Monsieur le président,
Monsieur le Ministre,
Mes chers collègues,

L’examen de la loi de règlement pour les comptes de 2018 n’est pas, qu’un exercice technique consistant à vérifier la bonne exécution du budget de l’année antérieure, c’est surtout, selon nous, l’occasion de jauger l’efficacité et la pertinence des choix budgétaires faits par votre gouvernement, M. le Ministre. Dans le temps de 6 minutes qui m’est imparti, je ne rentrerai pas dans le détail des recettes et des dépenses de cette loi de Finances 2018. Je me bornerai donc à évoquer quelques faits et constats saillants de cet exercice.

Je souhaiterais d’abord revenir sur cette suppression de l’ISF, décision idéologique très emblématique de ce gouvernement, l’un des arguments justifiant ce choix était de dire que la France était le seul Etat du monde à l’appliquer, or curieusement, ce débat a lieu aux Etats-Unis en ce moment même où l’on entend Bill Gates, numéro deux des fortunes du monde, déclarer ceci : « Le système fiscal pourrait prélever beaucoup plus sur les grandes fortunes », explique le fondateur de Microsoft dans un show télévisé américain en février dernier. Il est évidemment un peu tôt pour évaluer les effets de ce choix, mais il est d’ores et déjà possible de relever quelques indications. Deux sondages auprès d’anciens redevables de l’ISF confirment que l’élan vertueux espéré au service de l’économie productive se fait attendre. Ils nous répondent en avoir profité pour consommer plus en voyages ou achats d’œuvres d’art, ils sont bien moins nombreux à mentionner les avoirs placés dans des entreprises.

Très grande sécheresse du côté du ruissellement escompté. Un économiste du MIT de Boston, évaluant les effets de la suppression des impôts sur la fortune dans d’autres pays, le Danemark depuis 1996, l’Allemagne depuis 1997, la Suède depuis 2007, déclare : « Il n’y a aucune démonstration d’un effet visible et traçable sur l’économie ».

Quelque chose me dit que le débat sur ce sujet n’est pas définitivement enterré, M. le Ministre !

Une loi de finances, un budget, sont les outils indispensables pour garantir à chacun de nos concitoyens l’accès aux droits fondamentaux, un outil aussi pour atténuer les inégalités criantes dont notre société est marquée, créant une situation d’injustice sociale qui a été pointée de manière spectaculaire depuis novembre dernier sur nos ronds-points et les rues de nos villes ; et pourtant, la pauvreté sévit dans notre pays et les inégalités s’y aggravent, citons ici les constats établis dans le dernier rapport de l’Observatoire des Inégalités, en moyenne, les 10% de Français les plus aisés perçoivent des revenus 8,7 supérieurs à ceux des 10% les plus pauvres après impôts et prestations sociales. Notre pays est, après la Suisse, excusez du peu, le pays d’Europe où les riches sont les plus riches. En bas de l’échelle, 5 millions de personnes pauvres vivent avec moins de 855 euros par mois. Franchement, ce n’est pas la prime d’activité, concédée au mouvement social qui va résorber ces écarts.

### [CONSIGNES]
Rédigez, s'il vous plaît, la suite du discours ci-dessus sur la loi de règlement des comptes de 2018, en reprenant juste après sa dernière phrase.

### [DONNÉES ENREGISTRÉES]
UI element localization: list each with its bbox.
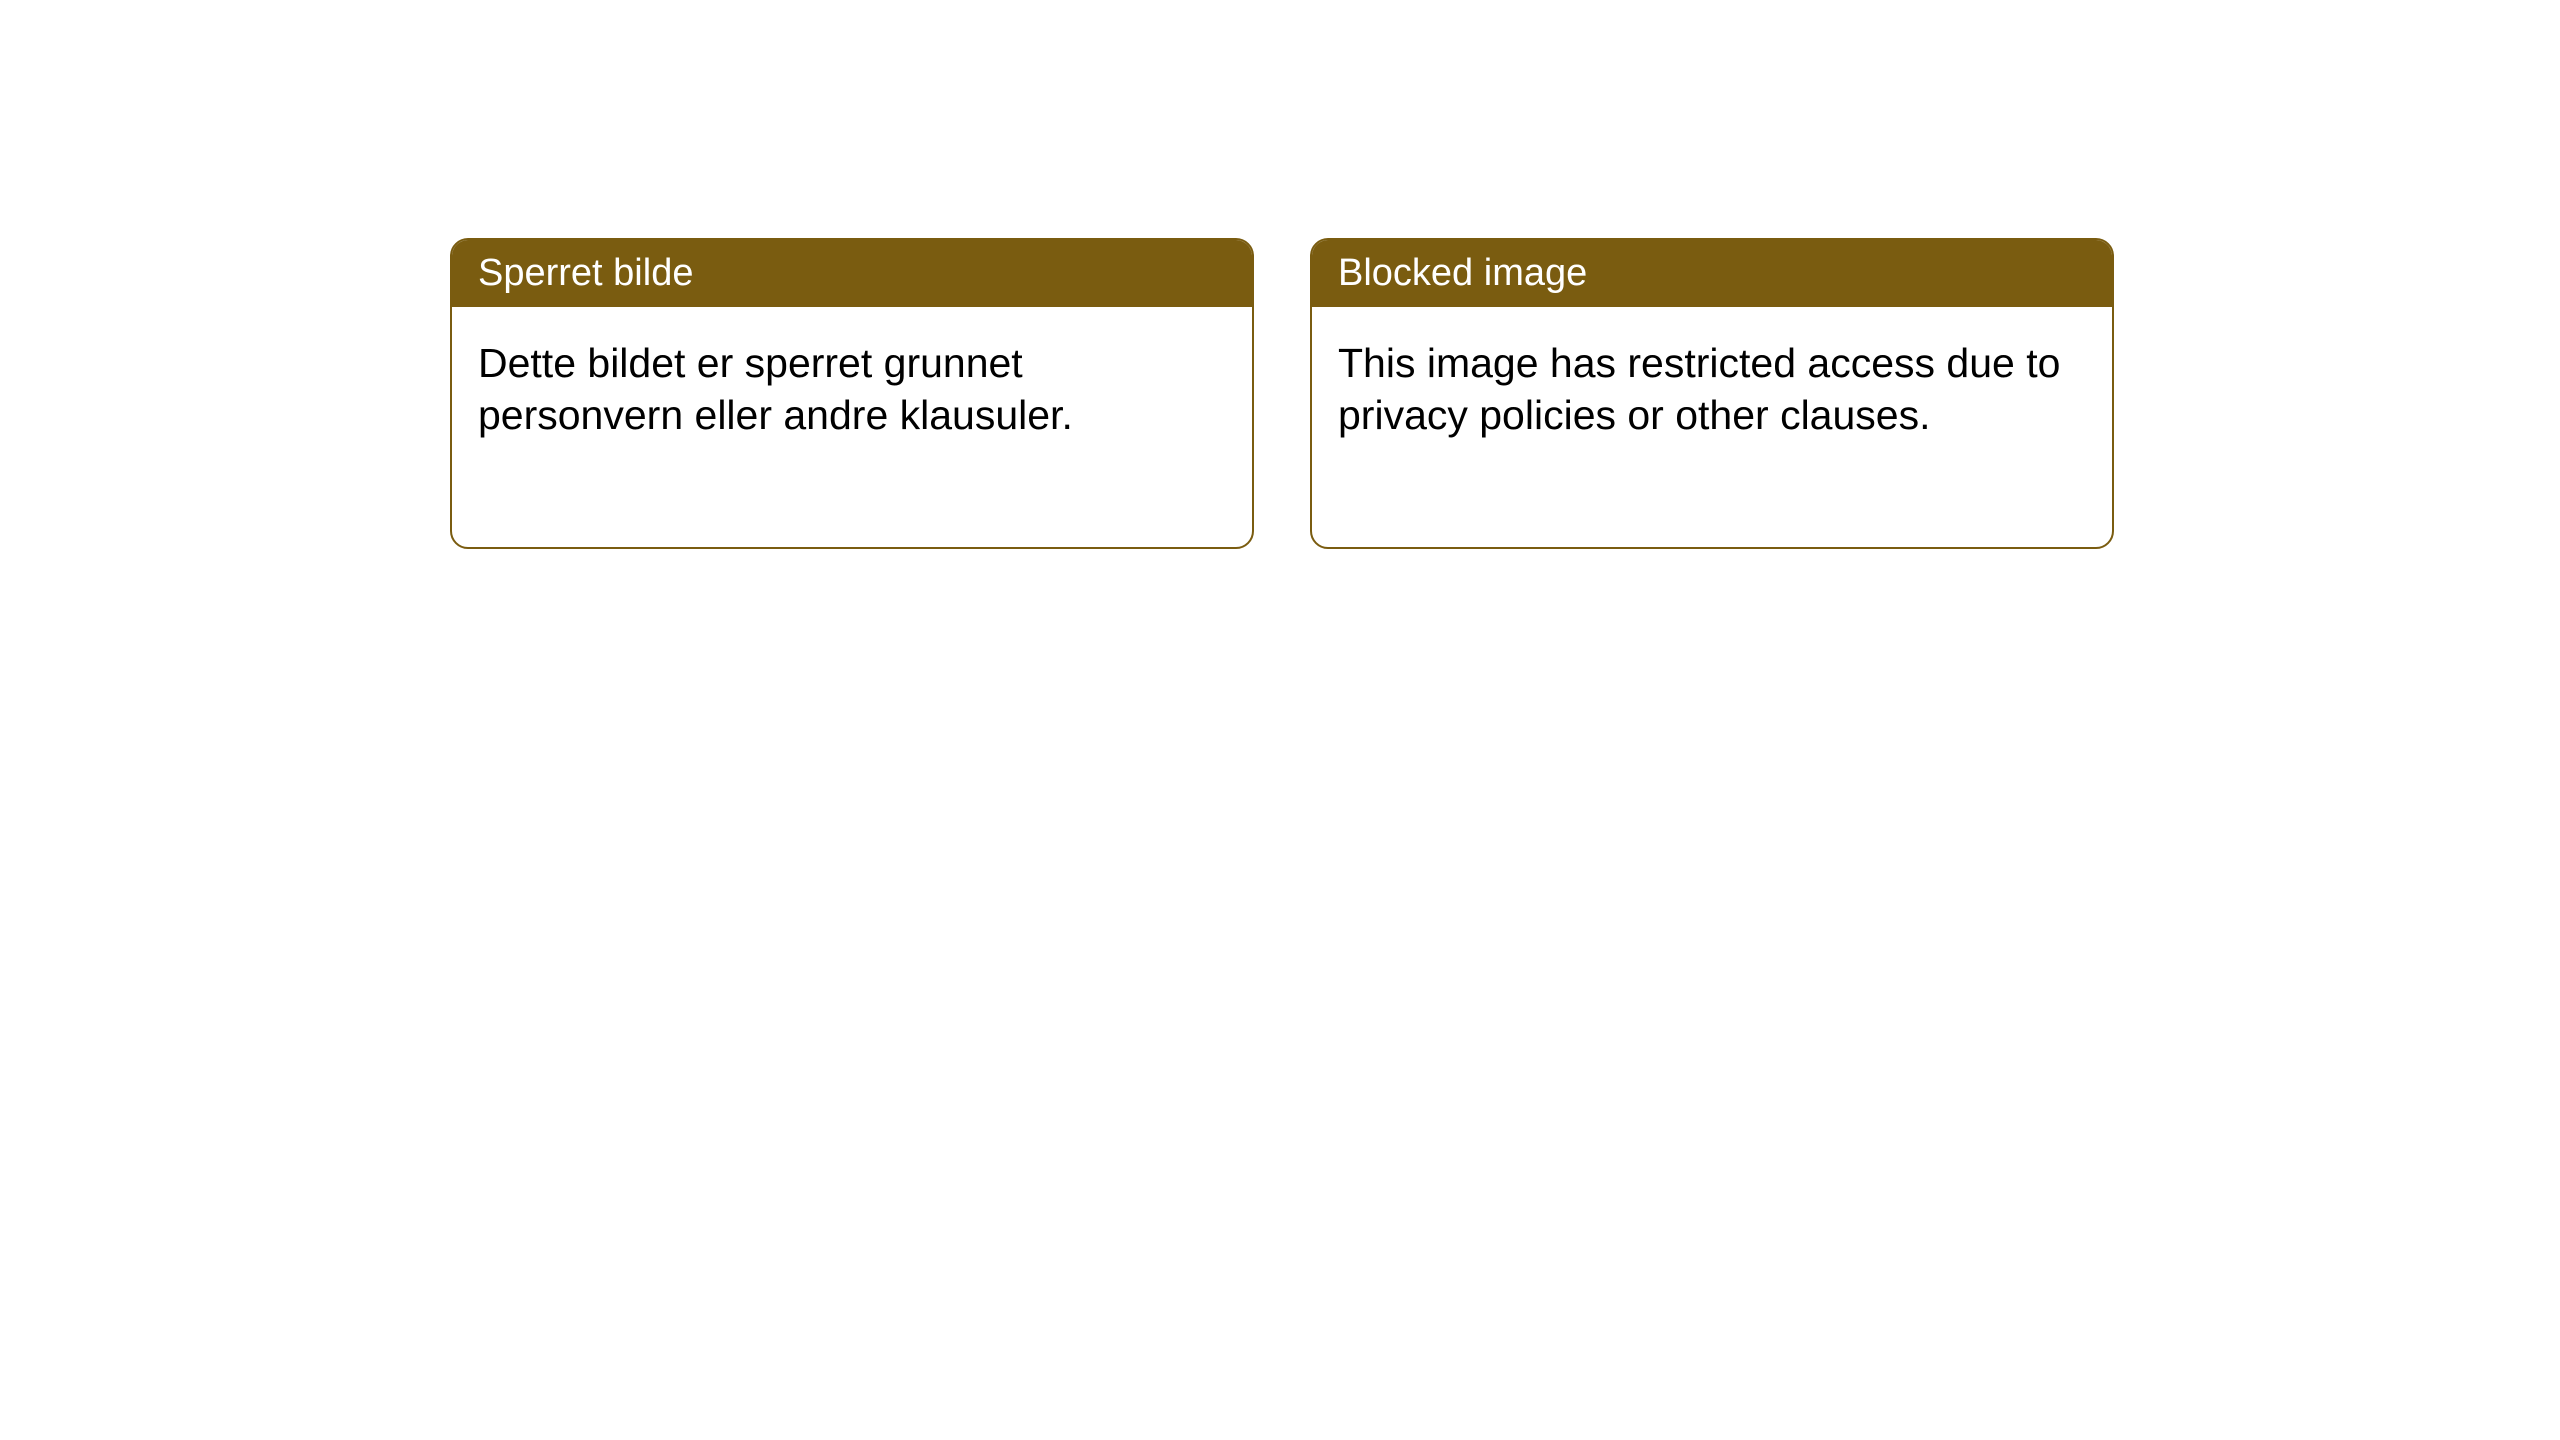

### [RÉSULTAT OBTENU]
Un mot à ce stade sur notre choix de mise en place de prélèvement forfaitaire unique, le bien nommé « flat tax », cette décision a été l’un des piliers de la politique du gouvernement, le PFU de 30% sur les revenus du capital n’a pas pesé sur le budget en raison d’une envolée des dividendes distribués en 2018, de ce pays, notre pays est champion d’Europe ! L’augmentation du chiffre de versement des dividendes a atteint 24, 34% en un an, 37,11 milliards d’euros, à l’évidence les entreprises ont décidé de verser davantage de dividendes pour profiter d’une aubaine fiscale, de fait, notre gouvernement a subventionné le transfert des richesses vers les classes les plus élevées de la population. Vous appliquez ce vieil adage libéral : « Trop d’impôts tue l’impôt », l’idée étant qu’un taux d’imposition bas peut rapporter au moins autant qu’un taux important, dans la mesure où la pression fiscale a des effets désincitatifs sur l’activité : c’est la fameuse courbe de LAFFER, chère aux spécialistes.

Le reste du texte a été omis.